- Problem statement
Check every line below for the word "SRMTID" and show those that hold it.

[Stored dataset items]
● ● ● ● ●
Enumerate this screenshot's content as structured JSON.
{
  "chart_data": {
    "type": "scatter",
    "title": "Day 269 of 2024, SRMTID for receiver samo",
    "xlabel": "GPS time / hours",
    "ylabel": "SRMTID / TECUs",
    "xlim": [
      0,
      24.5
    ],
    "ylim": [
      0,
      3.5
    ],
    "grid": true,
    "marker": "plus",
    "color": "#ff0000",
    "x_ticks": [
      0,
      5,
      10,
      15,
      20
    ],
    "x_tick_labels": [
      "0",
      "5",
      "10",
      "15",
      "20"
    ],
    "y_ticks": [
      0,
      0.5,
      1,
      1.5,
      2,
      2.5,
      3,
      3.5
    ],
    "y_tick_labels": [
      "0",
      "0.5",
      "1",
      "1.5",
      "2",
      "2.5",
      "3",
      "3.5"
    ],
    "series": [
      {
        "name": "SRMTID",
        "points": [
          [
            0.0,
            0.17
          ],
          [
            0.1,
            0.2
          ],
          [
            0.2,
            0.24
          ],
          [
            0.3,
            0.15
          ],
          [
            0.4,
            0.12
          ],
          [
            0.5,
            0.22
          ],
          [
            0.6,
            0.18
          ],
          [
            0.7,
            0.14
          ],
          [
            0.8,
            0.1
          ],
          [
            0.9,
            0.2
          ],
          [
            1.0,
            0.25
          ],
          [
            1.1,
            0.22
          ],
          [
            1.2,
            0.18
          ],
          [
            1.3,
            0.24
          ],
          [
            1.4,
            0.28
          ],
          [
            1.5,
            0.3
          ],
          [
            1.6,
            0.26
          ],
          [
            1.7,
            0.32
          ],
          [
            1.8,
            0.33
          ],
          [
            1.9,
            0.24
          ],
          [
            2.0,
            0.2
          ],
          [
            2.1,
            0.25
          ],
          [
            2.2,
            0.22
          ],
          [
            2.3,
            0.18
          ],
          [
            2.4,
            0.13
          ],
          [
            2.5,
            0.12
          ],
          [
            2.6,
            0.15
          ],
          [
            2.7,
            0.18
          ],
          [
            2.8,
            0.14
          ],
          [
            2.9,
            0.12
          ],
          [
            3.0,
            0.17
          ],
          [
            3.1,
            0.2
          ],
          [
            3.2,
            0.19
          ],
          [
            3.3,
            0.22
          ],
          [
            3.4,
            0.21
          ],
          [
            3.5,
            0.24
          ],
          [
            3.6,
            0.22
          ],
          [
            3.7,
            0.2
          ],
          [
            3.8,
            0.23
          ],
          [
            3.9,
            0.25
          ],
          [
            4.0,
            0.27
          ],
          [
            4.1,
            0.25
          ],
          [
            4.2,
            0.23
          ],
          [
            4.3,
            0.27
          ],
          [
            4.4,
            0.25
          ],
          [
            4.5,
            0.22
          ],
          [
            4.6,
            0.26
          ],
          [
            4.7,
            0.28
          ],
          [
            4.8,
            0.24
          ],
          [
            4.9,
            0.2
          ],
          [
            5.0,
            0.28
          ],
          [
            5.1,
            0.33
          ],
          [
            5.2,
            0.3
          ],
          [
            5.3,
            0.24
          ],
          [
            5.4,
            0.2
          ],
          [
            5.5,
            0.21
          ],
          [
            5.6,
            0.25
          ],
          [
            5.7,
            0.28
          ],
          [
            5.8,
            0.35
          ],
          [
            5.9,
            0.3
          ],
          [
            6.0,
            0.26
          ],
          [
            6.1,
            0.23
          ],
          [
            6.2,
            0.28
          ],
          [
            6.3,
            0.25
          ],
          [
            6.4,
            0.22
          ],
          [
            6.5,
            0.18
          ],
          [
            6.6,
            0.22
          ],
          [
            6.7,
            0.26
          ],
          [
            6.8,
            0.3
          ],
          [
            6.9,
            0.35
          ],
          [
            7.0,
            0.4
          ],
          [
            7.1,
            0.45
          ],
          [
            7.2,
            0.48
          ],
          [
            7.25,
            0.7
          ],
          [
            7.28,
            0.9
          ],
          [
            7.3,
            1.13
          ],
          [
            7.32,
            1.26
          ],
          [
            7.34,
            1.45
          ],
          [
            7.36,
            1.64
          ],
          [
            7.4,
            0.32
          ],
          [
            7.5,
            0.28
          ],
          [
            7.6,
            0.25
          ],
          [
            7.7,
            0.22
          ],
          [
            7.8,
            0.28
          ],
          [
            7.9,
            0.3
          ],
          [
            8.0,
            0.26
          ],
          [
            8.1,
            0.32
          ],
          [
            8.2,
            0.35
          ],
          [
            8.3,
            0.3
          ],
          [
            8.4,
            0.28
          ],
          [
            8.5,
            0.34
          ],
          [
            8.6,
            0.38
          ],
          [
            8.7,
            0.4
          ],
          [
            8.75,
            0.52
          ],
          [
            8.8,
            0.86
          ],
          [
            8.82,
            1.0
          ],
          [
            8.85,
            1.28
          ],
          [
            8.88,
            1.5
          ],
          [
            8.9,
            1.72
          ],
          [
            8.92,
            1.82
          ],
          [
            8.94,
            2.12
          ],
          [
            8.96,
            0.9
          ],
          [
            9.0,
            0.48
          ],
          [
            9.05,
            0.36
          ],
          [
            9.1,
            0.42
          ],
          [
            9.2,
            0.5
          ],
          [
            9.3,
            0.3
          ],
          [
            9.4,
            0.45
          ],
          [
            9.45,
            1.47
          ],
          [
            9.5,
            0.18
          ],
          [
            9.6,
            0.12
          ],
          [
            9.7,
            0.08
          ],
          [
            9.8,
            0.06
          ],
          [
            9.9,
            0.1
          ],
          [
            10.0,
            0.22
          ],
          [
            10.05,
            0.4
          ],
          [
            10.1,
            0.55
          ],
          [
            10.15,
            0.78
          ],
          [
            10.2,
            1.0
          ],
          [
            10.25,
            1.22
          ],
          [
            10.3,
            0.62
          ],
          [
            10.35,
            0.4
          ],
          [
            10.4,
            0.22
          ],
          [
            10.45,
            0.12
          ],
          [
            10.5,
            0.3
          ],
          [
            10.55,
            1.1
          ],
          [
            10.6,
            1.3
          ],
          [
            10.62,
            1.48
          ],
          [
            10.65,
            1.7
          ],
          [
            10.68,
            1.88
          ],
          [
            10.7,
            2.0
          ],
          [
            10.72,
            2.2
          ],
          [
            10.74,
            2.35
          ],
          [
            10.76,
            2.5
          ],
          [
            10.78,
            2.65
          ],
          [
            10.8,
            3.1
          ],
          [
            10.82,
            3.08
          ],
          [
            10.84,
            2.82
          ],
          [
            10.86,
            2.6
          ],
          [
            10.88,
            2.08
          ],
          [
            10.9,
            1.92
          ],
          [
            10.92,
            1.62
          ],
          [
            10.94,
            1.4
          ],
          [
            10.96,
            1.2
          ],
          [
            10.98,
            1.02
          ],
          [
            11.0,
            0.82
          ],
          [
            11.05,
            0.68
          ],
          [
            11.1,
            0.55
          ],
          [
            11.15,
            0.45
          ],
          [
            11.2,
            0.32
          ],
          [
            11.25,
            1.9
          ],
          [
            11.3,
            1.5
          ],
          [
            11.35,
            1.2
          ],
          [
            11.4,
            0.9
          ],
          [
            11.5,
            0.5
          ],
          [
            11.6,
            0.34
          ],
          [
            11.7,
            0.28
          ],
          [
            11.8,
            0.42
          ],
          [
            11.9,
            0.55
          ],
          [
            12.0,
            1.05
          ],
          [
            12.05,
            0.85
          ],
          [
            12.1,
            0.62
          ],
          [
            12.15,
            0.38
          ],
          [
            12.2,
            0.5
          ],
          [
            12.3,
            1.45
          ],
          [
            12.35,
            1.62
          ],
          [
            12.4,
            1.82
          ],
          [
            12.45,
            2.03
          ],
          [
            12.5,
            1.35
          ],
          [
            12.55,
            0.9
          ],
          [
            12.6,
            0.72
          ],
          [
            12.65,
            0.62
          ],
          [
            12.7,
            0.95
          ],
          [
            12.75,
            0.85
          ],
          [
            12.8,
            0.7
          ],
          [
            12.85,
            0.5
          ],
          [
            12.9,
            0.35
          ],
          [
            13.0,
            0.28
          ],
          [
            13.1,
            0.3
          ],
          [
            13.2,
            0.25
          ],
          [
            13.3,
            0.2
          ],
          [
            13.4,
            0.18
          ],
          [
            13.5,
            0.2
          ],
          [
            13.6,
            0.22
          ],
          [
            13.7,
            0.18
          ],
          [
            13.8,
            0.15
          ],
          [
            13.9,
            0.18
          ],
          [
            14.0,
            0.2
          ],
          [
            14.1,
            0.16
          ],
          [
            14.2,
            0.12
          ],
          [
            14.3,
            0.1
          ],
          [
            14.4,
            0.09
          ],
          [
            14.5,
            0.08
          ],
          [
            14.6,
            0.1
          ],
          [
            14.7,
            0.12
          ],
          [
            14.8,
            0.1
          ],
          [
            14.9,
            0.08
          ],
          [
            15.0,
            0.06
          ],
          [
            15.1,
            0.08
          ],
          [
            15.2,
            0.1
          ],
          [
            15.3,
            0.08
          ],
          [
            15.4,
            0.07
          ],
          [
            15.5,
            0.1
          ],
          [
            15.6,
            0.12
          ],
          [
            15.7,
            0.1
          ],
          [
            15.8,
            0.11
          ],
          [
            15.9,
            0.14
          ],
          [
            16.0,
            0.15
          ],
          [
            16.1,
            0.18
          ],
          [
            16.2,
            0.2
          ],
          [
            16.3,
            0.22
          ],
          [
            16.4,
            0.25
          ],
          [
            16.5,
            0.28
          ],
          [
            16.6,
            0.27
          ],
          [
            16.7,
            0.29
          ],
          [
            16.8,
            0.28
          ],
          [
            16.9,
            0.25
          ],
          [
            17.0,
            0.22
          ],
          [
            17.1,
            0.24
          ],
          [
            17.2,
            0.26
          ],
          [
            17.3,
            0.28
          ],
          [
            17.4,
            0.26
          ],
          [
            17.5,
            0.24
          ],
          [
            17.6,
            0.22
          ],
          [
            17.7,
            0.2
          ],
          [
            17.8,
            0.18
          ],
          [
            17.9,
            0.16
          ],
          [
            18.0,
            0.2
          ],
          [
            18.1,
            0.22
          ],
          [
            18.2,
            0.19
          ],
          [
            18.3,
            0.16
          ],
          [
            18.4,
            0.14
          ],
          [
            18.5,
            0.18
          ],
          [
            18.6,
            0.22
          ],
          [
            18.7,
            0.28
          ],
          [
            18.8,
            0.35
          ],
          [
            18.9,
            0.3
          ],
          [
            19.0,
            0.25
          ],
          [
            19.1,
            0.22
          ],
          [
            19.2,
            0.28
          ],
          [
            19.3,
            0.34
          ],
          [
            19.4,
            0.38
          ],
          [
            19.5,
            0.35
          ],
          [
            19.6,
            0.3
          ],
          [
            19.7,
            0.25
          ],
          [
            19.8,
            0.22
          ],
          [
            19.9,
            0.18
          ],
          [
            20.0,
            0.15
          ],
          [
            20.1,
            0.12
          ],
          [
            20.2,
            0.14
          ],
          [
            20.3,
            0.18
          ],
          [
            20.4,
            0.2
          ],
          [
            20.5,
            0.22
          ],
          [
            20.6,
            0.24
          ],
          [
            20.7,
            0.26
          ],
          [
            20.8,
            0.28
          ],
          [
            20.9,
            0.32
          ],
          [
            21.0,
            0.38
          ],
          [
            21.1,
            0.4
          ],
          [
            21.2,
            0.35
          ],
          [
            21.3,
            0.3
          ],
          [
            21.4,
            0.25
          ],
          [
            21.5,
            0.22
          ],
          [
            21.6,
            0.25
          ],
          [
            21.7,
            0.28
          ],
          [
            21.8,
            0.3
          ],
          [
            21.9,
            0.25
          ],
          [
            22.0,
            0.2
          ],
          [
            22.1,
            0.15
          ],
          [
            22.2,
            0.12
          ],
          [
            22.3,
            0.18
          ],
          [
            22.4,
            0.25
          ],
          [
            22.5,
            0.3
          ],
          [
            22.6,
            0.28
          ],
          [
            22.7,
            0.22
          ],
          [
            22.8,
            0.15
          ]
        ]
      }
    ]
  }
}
● ● ● ● ●
- Written reply
    "title": "Day 269 of 2024, SRMTID for receiver samo",
    "ylabel": "SRMTID / TECUs",
        "name": "SRMTID",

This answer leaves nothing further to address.